◆ Activities ◆
a: According to the text on Indian startups, which startups had trouble obtaining an NBFC licence from RBI in 2020?
b: Please continue the text on Indian startups returning their base to India, starting after its last sentence.

◆ Exercise text ◆
———
Agarwaal explained that laws and regulations are being designed so that the revenues earned from these businesses need to be re-invested in India itself. These companies must also transparently show the legitimacy of incoming funds via the foreign direct investment (FDI) route when seeking licences, including for NBFC status.

In 2020, startups such as BharatPe, Jupiter, and CarDekho faced issues in getting an NBFC licence from RBI due to greater scrutiny of investments from China, according to a Times of India report. There are other broader changes in policy driving this change as well, especially for newer startups. Many companies were incorporated in overseas jurisdictions, while all their operations were in India, and run through step-down subsidiaries.

“With the new Foreign Exchange Management (Overseas Investment) Rules, 2022, founders will have to rethink this more carefully, especially if there are any Indians on their cap table. This is because of the robust definition of “Control”, which, apart from other aspects, says that if there are Indian individuals holding more than 10% voting rights in the overseas company, then such companies cannot have a subsidiary,” said Balaji.

The valuation angle

There is also a growing realisation among investors and entrepreneurs that the Indian capital market has enough capacity to absorb large initial public offerings (IPO) and also has a growing base of domestic investors.

Many feel that going for smaller IPOs—with valuations below $5 billion—in the US market are not likely to attract as much investor interest, according to an entrepreneur considering flipping back to India. These IPOs will attract more investor interest in India.
———
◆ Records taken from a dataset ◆
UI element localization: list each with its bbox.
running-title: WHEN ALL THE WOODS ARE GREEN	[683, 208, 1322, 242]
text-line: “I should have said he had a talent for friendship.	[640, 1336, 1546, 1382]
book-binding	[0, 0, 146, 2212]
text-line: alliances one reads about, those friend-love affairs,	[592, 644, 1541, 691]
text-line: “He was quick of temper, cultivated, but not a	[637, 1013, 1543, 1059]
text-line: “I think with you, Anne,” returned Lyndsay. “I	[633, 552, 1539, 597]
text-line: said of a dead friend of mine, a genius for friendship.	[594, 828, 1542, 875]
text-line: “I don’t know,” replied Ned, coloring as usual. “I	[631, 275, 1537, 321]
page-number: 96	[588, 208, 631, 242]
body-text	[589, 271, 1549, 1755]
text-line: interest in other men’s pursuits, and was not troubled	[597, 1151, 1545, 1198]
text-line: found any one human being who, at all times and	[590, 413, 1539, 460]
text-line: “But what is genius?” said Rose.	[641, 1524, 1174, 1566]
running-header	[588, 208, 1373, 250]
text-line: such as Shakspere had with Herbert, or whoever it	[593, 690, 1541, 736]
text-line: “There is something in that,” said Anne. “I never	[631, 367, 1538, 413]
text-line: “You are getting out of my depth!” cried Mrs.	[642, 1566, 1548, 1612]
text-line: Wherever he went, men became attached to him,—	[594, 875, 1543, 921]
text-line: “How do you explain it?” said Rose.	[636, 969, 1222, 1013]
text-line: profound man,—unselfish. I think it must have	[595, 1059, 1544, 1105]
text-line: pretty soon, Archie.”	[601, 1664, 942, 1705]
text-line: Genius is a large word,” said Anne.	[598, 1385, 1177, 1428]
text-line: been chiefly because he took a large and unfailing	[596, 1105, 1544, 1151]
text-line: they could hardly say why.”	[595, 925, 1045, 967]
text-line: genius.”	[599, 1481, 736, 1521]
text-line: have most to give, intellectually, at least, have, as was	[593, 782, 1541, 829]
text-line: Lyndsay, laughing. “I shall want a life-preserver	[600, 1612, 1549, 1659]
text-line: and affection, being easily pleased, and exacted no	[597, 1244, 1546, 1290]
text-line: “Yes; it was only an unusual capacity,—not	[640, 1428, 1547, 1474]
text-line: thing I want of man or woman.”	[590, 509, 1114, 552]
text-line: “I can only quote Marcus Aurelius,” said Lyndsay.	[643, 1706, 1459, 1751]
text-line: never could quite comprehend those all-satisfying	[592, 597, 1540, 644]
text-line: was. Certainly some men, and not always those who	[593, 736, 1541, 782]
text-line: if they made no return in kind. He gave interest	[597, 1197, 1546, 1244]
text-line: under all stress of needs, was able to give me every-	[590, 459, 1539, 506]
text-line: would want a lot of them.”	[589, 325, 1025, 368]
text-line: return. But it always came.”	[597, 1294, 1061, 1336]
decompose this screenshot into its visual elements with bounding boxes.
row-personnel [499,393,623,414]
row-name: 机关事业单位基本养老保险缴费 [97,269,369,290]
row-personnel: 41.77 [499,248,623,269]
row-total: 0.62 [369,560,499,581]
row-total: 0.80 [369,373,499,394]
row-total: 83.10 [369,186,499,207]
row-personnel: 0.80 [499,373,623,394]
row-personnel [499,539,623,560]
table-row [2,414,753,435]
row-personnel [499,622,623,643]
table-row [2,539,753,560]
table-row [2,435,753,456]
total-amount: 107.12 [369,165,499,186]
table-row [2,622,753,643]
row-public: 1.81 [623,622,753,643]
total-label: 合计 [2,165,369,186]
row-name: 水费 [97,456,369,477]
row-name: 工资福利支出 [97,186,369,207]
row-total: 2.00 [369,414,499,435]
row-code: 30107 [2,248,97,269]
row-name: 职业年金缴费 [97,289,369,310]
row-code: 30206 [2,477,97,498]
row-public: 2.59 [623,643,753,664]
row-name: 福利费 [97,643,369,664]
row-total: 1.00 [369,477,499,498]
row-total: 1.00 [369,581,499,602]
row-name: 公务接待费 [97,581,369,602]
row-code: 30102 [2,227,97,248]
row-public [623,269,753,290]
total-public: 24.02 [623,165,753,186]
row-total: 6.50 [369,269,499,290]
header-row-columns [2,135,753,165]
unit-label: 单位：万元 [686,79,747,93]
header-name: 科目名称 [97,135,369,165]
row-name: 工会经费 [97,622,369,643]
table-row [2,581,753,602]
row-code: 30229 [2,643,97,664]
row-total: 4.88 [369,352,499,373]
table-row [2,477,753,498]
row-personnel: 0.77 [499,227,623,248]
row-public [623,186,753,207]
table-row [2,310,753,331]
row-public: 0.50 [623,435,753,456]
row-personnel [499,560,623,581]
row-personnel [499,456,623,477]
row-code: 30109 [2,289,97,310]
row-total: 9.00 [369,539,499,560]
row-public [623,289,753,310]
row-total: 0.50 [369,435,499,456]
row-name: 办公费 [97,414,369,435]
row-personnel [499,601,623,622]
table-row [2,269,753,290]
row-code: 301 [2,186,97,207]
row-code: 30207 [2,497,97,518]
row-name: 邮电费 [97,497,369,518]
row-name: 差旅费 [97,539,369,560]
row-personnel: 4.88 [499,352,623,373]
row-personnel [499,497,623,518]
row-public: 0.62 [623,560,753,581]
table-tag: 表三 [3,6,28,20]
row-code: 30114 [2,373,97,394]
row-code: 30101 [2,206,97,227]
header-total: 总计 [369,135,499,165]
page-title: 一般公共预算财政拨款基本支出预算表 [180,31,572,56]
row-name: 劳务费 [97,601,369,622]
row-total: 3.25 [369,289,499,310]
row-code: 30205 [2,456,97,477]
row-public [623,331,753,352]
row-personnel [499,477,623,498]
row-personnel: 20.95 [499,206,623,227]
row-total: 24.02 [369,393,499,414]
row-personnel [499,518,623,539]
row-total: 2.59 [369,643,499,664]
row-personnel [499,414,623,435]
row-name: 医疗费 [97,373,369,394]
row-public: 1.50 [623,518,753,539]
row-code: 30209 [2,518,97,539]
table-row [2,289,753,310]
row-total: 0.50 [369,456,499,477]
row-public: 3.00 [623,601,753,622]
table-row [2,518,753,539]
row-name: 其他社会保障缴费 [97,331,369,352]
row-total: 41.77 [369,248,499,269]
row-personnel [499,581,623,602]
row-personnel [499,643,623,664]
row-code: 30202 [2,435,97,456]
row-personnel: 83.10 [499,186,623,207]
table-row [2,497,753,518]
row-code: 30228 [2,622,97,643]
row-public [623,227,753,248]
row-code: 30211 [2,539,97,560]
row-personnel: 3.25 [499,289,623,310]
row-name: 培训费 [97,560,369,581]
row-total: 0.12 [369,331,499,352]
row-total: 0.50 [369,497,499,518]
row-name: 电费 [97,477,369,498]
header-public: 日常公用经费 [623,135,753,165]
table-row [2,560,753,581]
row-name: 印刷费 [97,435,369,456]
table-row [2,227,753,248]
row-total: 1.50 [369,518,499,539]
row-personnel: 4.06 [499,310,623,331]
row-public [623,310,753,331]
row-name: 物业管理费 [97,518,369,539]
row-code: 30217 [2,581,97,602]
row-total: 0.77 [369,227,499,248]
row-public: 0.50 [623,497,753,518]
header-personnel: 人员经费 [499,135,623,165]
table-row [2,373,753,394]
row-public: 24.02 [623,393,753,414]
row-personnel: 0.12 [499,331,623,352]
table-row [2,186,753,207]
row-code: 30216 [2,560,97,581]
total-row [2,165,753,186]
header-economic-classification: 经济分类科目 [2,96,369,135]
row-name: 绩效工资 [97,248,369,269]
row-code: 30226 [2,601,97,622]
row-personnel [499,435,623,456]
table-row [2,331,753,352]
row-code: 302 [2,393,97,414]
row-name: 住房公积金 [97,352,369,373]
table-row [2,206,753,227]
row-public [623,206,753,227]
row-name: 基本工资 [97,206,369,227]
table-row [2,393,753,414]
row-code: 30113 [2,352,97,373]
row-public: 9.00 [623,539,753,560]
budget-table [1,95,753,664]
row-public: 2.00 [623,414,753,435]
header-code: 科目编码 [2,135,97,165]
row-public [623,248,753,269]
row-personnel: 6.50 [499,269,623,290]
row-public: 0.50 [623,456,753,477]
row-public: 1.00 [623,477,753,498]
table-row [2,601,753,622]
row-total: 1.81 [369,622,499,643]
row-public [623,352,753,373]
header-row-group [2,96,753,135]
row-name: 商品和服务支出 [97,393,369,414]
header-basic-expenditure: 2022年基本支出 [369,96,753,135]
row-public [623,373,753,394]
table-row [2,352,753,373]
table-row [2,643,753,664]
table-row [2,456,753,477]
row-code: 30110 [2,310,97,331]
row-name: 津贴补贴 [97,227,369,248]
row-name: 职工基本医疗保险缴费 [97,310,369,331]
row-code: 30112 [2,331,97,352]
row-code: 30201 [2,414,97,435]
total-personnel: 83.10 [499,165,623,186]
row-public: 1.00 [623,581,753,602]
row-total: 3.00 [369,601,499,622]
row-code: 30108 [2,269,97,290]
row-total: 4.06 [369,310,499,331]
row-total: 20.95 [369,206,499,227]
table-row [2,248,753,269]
———
◆ Exercise responses ◆
a: BharatPe, Jupiter, and CarDekho.

b:
This sentiment is also bolstered by the fact that a lot of the business models emerging in both fintech and the consumer internet space are more specific to India, and don’t have an exact parallel in the US market.

“For fintech and several India-specific businesses, capital markets (in the US) will have to spend a lot of time understanding their business nuances. Their incentives are not aligned with this level of detail. A standard business like MakeMyTrip, which has a global use case, they will understand, but for India-specific [companies], they won't even bother to understand for a few million dollars,” said the entrepreneur quoted earlier.

Another factor is that companies listing in India are attracting much higher valuation multiples as compared to their peers in the US market.

  • For instance, Zomato is currently trading at 12-13X its trailing FY22 revenues, while US-based and listed DoorDash trades at 4-5X its trailing revenue.
  • Another example is Makemytrip (MMT), which got listed on the Nasdaq in 2010. MMT’s market capitalisation of $2.95 billion means that it’s currently trading at 9-10X its trailing FY22 revenues of $304 million. This is a significant discount to Easemytrip, which got listed in India last year, and trades at over 45X its trailing FY22 revenues. Easemytrip had revenues of $29 million for the year ended March 2022. Its market capitalisation stands at $1.29 billion.
  • This is also true for companies outside the consumer internet space. Fast moving consumer goods (FMCG) major Hindustan Unilever accounts for just 11% of the revenues of UK-listed parent Unilever, but now has a market capitalisation which is 67% of the overall valuation.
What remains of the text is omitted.